**The data**
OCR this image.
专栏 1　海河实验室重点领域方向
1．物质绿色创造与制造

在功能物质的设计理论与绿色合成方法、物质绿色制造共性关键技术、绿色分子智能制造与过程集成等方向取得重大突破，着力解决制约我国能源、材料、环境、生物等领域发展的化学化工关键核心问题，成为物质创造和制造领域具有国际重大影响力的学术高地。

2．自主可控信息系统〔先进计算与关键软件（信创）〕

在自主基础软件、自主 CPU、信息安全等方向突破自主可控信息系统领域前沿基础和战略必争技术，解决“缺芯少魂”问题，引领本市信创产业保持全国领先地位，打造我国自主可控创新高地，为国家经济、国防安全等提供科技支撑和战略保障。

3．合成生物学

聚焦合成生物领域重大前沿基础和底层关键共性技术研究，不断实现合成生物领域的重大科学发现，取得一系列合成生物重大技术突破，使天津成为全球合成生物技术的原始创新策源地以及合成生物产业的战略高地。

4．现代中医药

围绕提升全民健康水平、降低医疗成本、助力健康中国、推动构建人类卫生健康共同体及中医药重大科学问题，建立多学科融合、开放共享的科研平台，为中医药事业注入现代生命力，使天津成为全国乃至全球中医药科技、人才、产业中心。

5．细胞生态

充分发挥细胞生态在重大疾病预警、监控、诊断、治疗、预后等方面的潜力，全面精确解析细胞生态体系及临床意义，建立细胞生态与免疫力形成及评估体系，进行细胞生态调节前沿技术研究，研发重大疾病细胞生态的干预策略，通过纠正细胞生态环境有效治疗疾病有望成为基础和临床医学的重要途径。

**What to do**
Please output the entire listing exactly as it stands.

**The reply**
OCR this image.
专栏 1　海河实验室重点领域方向
1．物质绿色创造与制造

在功能物质的设计理论与绿色合成方法、物质绿色制造共性关键技术、绿色分子智能制造与过程集成等方向取得重大突破，着力解决制约我国能源、材料、环境、生物等领域发展的化学化工关键核心问题，成为物质创造和制造领域具有国际重大影响力的学术高地。

2．自主可控信息系统〔先进计算与关键软件（信创）〕

在自主基础软件、自主 CPU、信息安全等方向突破自主可控信息系统领域前沿基础和战略必争技术，解决“缺芯少魂”问题，引领本市信创产业保持全国领先地位，打造我国自主可控创新高地，为国家经济、国防安全等提供科技支撑和战略保障。

3．合成生物学

聚焦合成生物领域重大前沿基础和底层关键共性技术研究，不断实现合成生物领域的重大科学发现，取得一系列合成生物重大技术突破，使天津成为全球合成生物技术的原始创新策源地以及合成生物产业的战略高地。

4．现代中医药

围绕提升全民健康水平、降低医疗成本、助力健康中国、推动构建人类卫生健康共同体及中医药重大科学问题，建立多学科融合、开放共享的科研平台，为中医药事业注入现代生命力，使天津成为全国乃至全球中医药科技、人才、产业中心。

5．细胞生态

充分发挥细胞生态在重大疾病预警、监控、诊断、治疗、预后等方面的潜力，全面精确解析细胞生态体系及临床意义，建立细胞生态与免疫力形成及评估体系，进行细胞生态调节前沿技术研究，研发重大疾病细胞生态的干预策略，通过纠正细胞生态环境有效治疗疾病有望成为基础和临床医学的重要途径。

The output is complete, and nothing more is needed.